▶ _Work to do_
Your task is to give the data again, exactly, with every line intact.

(Structured figure records)
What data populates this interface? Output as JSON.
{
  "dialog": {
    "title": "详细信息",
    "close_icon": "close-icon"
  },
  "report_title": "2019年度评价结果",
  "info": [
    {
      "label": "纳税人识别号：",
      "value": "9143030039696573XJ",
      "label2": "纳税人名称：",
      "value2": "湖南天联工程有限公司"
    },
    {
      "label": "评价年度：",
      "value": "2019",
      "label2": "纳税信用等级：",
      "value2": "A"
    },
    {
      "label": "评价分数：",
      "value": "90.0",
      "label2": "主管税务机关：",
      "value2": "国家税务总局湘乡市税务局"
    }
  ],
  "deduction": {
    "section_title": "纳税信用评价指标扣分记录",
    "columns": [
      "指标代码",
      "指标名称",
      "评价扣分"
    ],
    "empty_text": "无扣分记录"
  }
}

▶ _Result_
What data populates this interface? Output as JSON.
{
  "dialog": {
    "title": "详细信息",
    "close_icon": "close-icon"
  },
  "report_title": "2019年度评价结果",
  "info": [
    {
      "label": "纳税人识别号：",
      "value": "9143030039696573XJ",
      "label2": "纳税人名称：",
      "value2": "湖南天联工程有限公司"
    },
    {
      "label": "评价年度：",
      "value": "2019",
      "label2": "纳税信用等级：",
      "value2": "A"
    },
    {
      "label": "评价分数：",
      "value": "90.0",
      "label2": "主管税务机关：",
      "value2": "国家税务总局湘乡市税务局"
    }
  ],
  "deduction": {
    "section_title": "纳税信用评价指标扣分记录",
    "columns": [
      "指标代码",
      "指标名称",
      "评价扣分"
    ],
    "empty_text": "无扣分记录"
  }
}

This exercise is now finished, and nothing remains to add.